- _WHAT THE EXERCISE ASKS_
The reply should match the listing below character for character, except that no image is carried over.

- _RECORDS FOR THIS EXERCISE_
========

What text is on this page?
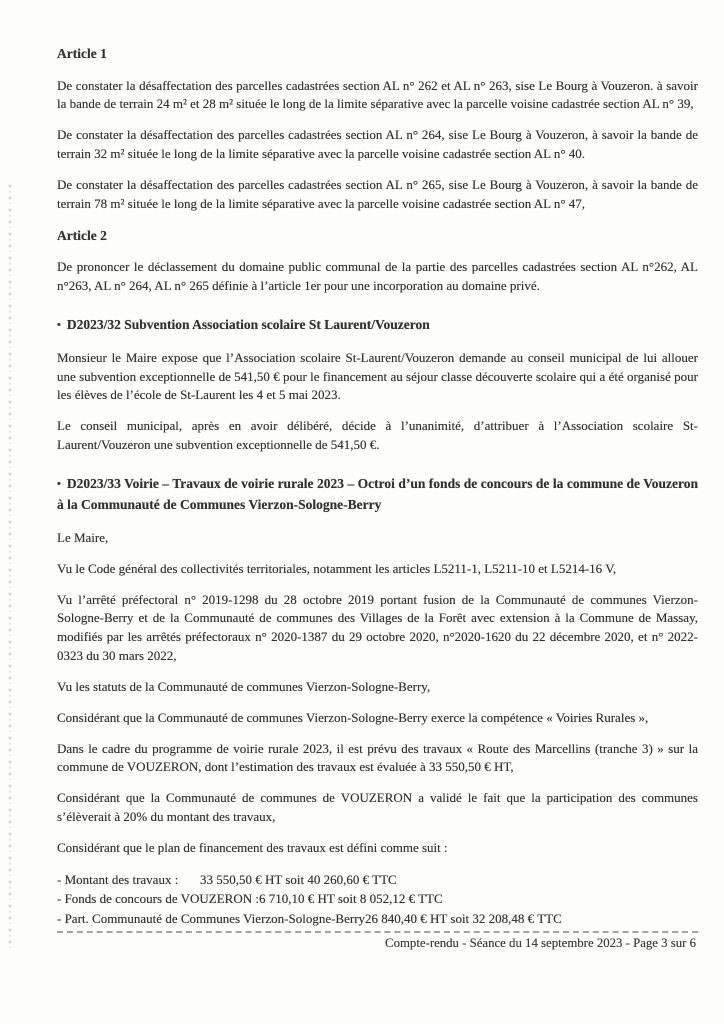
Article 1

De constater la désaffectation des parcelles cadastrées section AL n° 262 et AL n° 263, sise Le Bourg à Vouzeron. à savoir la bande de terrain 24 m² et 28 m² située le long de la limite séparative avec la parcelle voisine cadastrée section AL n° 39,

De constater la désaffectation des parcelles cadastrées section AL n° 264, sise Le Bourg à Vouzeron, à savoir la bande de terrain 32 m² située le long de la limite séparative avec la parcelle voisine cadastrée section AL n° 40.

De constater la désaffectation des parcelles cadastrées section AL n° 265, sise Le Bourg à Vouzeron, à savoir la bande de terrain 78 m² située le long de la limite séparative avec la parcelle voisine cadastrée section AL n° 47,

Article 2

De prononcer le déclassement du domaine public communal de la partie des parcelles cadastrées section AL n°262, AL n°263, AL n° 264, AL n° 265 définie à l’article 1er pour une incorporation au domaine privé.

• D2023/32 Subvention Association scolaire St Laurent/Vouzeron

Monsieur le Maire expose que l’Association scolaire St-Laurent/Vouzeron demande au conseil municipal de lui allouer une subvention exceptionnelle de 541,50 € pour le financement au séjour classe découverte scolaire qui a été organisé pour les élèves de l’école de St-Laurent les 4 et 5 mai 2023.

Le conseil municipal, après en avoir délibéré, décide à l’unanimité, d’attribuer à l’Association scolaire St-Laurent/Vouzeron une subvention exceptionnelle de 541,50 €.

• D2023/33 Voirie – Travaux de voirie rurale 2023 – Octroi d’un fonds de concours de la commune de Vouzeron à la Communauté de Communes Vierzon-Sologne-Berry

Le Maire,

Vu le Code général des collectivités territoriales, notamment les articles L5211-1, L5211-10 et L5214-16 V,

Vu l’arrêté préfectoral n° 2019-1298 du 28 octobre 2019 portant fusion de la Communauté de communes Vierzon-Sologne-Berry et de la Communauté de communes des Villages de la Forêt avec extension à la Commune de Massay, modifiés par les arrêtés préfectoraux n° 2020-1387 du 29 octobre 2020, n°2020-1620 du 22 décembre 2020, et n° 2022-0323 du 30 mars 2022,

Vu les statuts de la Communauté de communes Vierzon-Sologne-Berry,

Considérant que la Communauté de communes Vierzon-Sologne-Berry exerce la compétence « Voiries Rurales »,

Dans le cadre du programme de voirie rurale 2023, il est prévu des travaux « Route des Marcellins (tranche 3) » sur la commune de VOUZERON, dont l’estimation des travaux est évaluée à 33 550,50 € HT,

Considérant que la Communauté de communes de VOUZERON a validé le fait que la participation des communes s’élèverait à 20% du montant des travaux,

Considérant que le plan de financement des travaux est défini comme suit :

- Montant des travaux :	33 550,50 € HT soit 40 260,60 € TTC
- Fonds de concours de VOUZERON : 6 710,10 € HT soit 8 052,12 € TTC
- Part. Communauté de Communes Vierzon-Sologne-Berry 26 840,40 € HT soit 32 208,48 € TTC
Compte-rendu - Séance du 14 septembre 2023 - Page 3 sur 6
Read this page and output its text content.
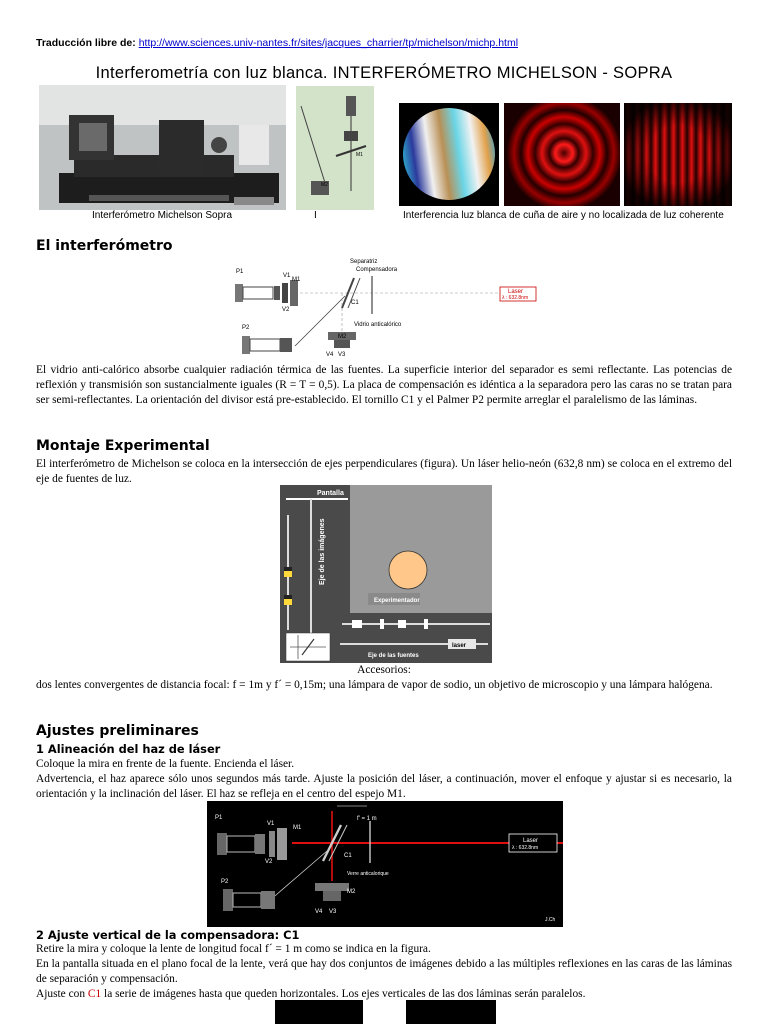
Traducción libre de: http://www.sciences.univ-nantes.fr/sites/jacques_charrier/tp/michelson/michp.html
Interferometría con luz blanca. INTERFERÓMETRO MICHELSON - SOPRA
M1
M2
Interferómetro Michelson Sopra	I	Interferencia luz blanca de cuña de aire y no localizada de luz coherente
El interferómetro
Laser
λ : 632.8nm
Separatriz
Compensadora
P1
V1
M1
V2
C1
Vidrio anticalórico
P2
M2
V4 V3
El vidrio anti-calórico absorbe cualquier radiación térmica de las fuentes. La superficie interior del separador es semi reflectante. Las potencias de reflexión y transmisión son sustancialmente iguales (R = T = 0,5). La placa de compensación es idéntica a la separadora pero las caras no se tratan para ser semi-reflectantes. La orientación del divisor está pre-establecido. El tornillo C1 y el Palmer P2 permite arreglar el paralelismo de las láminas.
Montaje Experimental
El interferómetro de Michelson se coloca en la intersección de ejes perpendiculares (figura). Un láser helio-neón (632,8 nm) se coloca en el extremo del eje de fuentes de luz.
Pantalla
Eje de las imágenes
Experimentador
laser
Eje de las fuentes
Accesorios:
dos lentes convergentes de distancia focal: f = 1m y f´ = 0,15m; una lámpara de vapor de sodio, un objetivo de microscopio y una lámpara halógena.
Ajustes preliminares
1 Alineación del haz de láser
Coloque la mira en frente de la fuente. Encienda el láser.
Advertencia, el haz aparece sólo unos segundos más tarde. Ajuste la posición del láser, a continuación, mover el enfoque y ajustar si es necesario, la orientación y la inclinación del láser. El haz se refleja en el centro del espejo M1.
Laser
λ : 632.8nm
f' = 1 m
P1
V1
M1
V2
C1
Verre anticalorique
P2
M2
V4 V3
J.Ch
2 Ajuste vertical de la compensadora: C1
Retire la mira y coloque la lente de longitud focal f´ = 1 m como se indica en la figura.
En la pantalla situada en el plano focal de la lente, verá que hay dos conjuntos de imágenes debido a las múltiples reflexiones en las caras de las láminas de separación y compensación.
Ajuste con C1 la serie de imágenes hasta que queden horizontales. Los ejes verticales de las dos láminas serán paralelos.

========

- _WORKED SOLUTION_
What text is on this page?
Article 1

De constater la désaffectation des parcelles cadastrées section AL n° 262 et AL n° 263, sise Le Bourg à Vouzeron. à savoir la bande de terrain 24 m² et 28 m² située le long de la limite séparative avec la parcelle voisine cadastrée section AL n° 39,

De constater la désaffectation des parcelles cadastrées section AL n° 264, sise Le Bourg à Vouzeron, à savoir la bande de terrain 32 m² située le long de la limite séparative avec la parcelle voisine cadastrée section AL n° 40.

De constater la désaffectation des parcelles cadastrées section AL n° 265, sise Le Bourg à Vouzeron, à savoir la bande de terrain 78 m² située le long de la limite séparative avec la parcelle voisine cadastrée section AL n° 47,

Article 2

De prononcer le déclassement du domaine public communal de la partie des parcelles cadastrées section AL n°262, AL n°263, AL n° 264, AL n° 265 définie à l’article 1er pour une incorporation au domaine privé.

• D2023/32 Subvention Association scolaire St Laurent/Vouzeron

Monsieur le Maire expose que l’Association scolaire St-Laurent/Vouzeron demande au conseil municipal de lui allouer une subvention exceptionnelle de 541,50 € pour le financement au séjour classe découverte scolaire qui a été organisé pour les élèves de l’école de St-Laurent les 4 et 5 mai 2023.

Le conseil municipal, après en avoir délibéré, décide à l’unanimité, d’attribuer à l’Association scolaire St-Laurent/Vouzeron une subvention exceptionnelle de 541,50 €.

• D2023/33 Voirie – Travaux de voirie rurale 2023 – Octroi d’un fonds de concours de la commune de Vouzeron à la Communauté de Communes Vierzon-Sologne-Berry

Le Maire,

Vu le Code général des collectivités territoriales, notamment les articles L5211-1, L5211-10 et L5214-16 V,

Vu l’arrêté préfectoral n° 2019-1298 du 28 octobre 2019 portant fusion de la Communauté de communes Vierzon-Sologne-Berry et de la Communauté de communes des Villages de la Forêt avec extension à la Commune de Massay, modifiés par les arrêtés préfectoraux n° 2020-1387 du 29 octobre 2020, n°2020-1620 du 22 décembre 2020, et n° 2022-0323 du 30 mars 2022,

Vu les statuts de la Communauté de communes Vierzon-Sologne-Berry,

Considérant que la Communauté de communes Vierzon-Sologne-Berry exerce la compétence « Voiries Rurales »,

Dans le cadre du programme de voirie rurale 2023, il est prévu des travaux « Route des Marcellins (tranche 3) » sur la commune de VOUZERON, dont l’estimation des travaux est évaluée à 33 550,50 € HT,

Considérant que la Communauté de communes de VOUZERON a validé le fait que la participation des communes s’élèverait à 20% du montant des travaux,

Considérant que le plan de financement des travaux est défini comme suit :

- Montant des travaux :	33 550,50 € HT soit 40 260,60 € TTC
- Fonds de concours de VOUZERON : 6 710,10 € HT soit 8 052,12 € TTC
- Part. Communauté de Communes Vierzon-Sologne-Berry 26 840,40 € HT soit 32 208,48 € TTC
Compte-rendu - Séance du 14 septembre 2023 - Page 3 sur 6
Read this page and output its text content.
Traducción libre de: http://www.sciences.univ-nantes.fr/sites/jacques_charrier/tp/michelson/michp.html
Interferometría con luz blanca. INTERFERÓMETRO MICHELSON - SOPRA
M1
M2
Interferómetro Michelson Sopra	I	Interferencia luz blanca de cuña de aire y no localizada de luz coherente
El interferómetro
Laser
λ : 632.8nm
Separatriz
Compensadora
P1
V1
M1
V2
C1
Vidrio anticalórico
P2
M2
V4 V3
El vidrio anti-calórico absorbe cualquier radiación térmica de las fuentes. La superficie interior del separador es semi reflectante. Las potencias de reflexión y transmisión son sustancialmente iguales (R = T = 0,5). La placa de compensación es idéntica a la separadora pero las caras no se tratan para ser semi-reflectantes. La orientación del divisor está pre-establecido. El tornillo C1 y el Palmer P2 permite arreglar el paralelismo de las láminas.
Montaje Experimental
El interferómetro de Michelson se coloca en la intersección de ejes perpendiculares (figura). Un láser helio-neón (632,8 nm) se coloca en el extremo del eje de fuentes de luz.
Pantalla
Eje de las imágenes
Experimentador
laser
Eje de las fuentes
Accesorios:
dos lentes convergentes de distancia focal: f = 1m y f´ = 0,15m; una lámpara de vapor de sodio, un objetivo de microscopio y una lámpara halógena.
Ajustes preliminares
1 Alineación del haz de láser
Coloque la mira en frente de la fuente. Encienda el láser.
Advertencia, el haz aparece sólo unos segundos más tarde. Ajuste la posición del láser, a continuación, mover el enfoque y ajustar si es necesario, la orientación y la inclinación del láser. El haz se refleja en el centro del espejo M1.
Laser
λ : 632.8nm
f' = 1 m
P1
V1
M1
V2
C1
Verre anticalorique
P2
M2
V4 V3
J.Ch
2 Ajuste vertical de la compensadora: C1
Retire la mira y coloque la lente de longitud focal f´ = 1 m como se indica en la figura.
En la pantalla situada en el plano focal de la lente, verá que hay dos conjuntos de imágenes debido a las múltiples reflexiones en las caras de las láminas de separación y compensación.
Ajuste con C1 la serie de imágenes hasta que queden horizontales. Los ejes verticales de las dos láminas serán paralelos.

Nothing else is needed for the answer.